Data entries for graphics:
↓↓↓

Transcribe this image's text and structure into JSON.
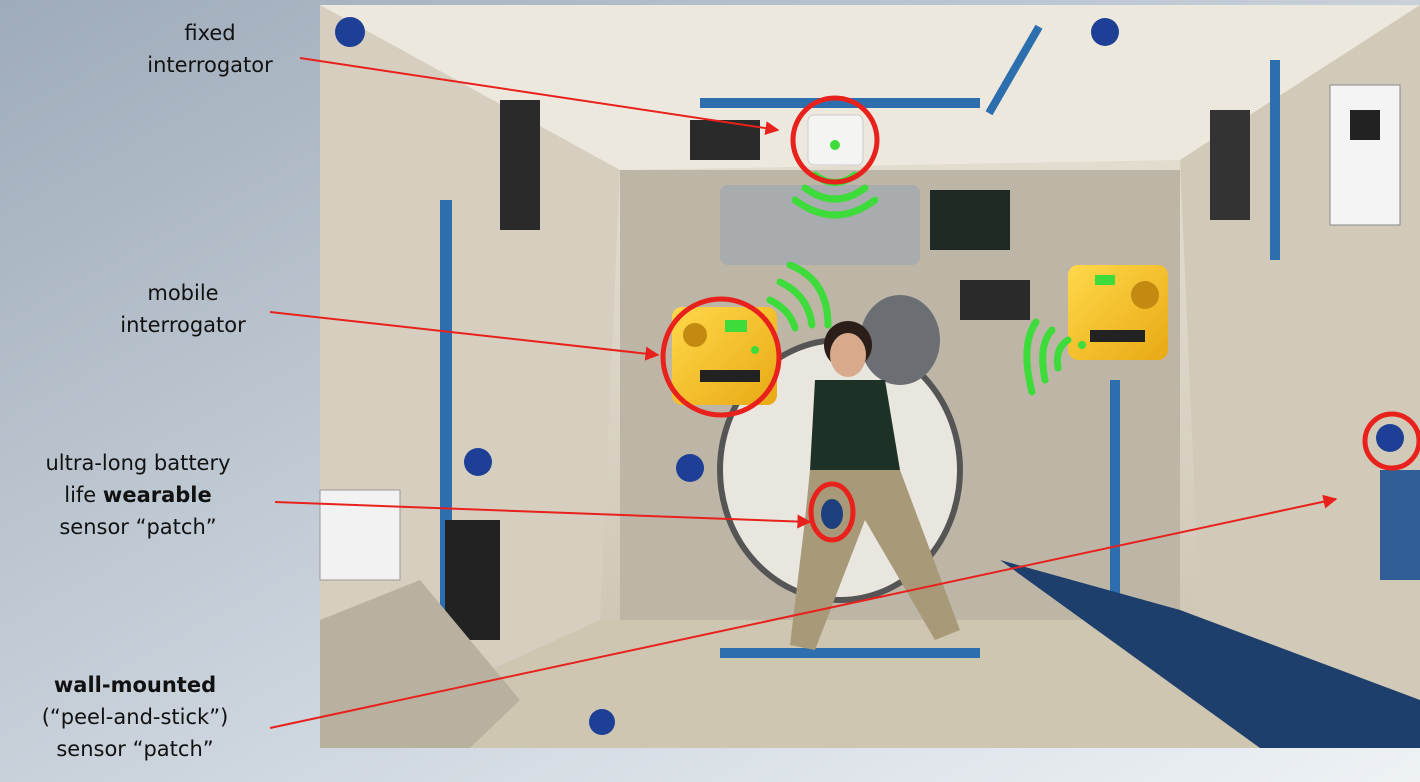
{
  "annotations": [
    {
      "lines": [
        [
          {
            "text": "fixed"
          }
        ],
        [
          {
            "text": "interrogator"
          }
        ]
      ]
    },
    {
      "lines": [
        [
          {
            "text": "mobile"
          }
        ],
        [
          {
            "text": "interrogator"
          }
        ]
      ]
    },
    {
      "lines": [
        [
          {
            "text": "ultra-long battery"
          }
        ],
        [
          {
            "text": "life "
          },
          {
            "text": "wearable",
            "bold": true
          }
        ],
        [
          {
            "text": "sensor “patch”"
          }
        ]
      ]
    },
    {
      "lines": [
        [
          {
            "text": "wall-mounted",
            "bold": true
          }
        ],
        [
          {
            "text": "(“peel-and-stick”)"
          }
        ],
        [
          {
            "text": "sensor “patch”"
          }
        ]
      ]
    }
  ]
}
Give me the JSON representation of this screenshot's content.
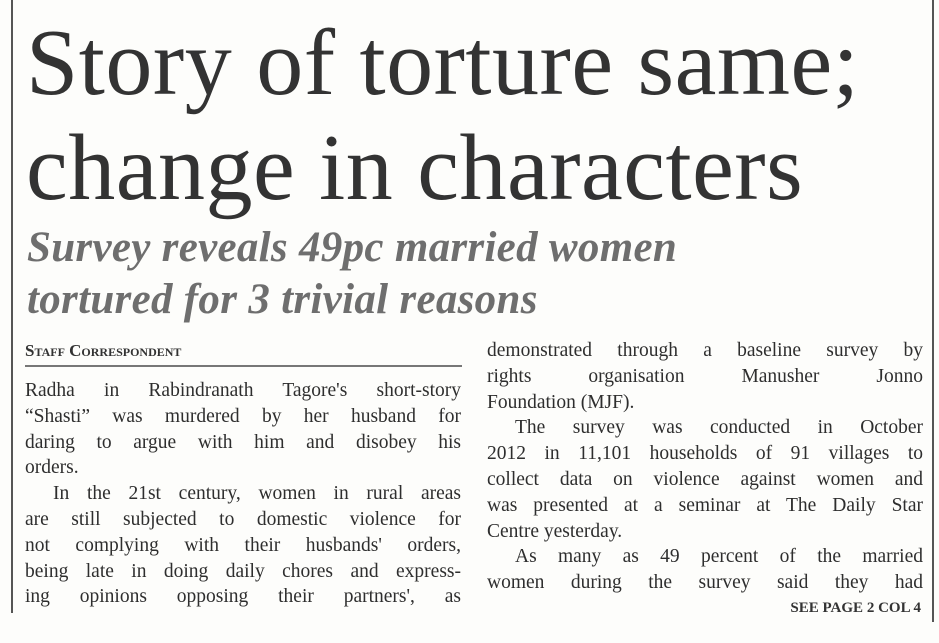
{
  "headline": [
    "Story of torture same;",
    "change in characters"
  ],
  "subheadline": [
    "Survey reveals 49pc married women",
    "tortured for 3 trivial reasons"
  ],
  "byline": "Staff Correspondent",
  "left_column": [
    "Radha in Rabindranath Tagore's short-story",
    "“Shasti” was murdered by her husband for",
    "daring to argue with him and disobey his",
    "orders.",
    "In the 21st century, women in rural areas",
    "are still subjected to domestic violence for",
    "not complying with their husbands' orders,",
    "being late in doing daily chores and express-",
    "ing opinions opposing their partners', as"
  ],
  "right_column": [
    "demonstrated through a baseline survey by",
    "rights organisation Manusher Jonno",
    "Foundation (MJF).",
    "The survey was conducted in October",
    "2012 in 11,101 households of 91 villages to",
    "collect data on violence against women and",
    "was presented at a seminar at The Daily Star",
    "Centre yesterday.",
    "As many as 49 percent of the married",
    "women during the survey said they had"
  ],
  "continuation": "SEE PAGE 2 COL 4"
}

↑↑↑

§ **Problem to work on**
Make a verbatim copy of all the entries and strip out the pictures.

§ **Output for this task**
Transcribe this image's text and structure into JSON.
{
  "annotations": [
    {
      "lines": [
        [
          {
            "text": "fixed"
          }
        ],
        [
          {
            "text": "interrogator"
          }
        ]
      ]
    },
    {
      "lines": [
        [
          {
            "text": "mobile"
          }
        ],
        [
          {
            "text": "interrogator"
          }
        ]
      ]
    },
    {
      "lines": [
        [
          {
            "text": "ultra-long battery"
          }
        ],
        [
          {
            "text": "life "
          },
          {
            "text": "wearable",
            "bold": true
          }
        ],
        [
          {
            "text": "sensor “patch”"
          }
        ]
      ]
    },
    {
      "lines": [
        [
          {
            "text": "wall-mounted",
            "bold": true
          }
        ],
        [
          {
            "text": "(“peel-and-stick”)"
          }
        ],
        [
          {
            "text": "sensor “patch”"
          }
        ]
      ]
    }
  ]
}
Give me the JSON representation of this screenshot's content.
{
  "headline": [
    "Story of torture same;",
    "change in characters"
  ],
  "subheadline": [
    "Survey reveals 49pc married women",
    "tortured for 3 trivial reasons"
  ],
  "byline": "Staff Correspondent",
  "left_column": [
    "Radha in Rabindranath Tagore's short-story",
    "“Shasti” was murdered by her husband for",
    "daring to argue with him and disobey his",
    "orders.",
    "In the 21st century, women in rural areas",
    "are still subjected to domestic violence for",
    "not complying with their husbands' orders,",
    "being late in doing daily chores and express-",
    "ing opinions opposing their partners', as"
  ],
  "right_column": [
    "demonstrated through a baseline survey by",
    "rights organisation Manusher Jonno",
    "Foundation (MJF).",
    "The survey was conducted in October",
    "2012 in 11,101 households of 91 villages to",
    "collect data on violence against women and",
    "was presented at a seminar at The Daily Star",
    "Centre yesterday.",
    "As many as 49 percent of the married",
    "women during the survey said they had"
  ],
  "continuation": "SEE PAGE 2 COL 4"
}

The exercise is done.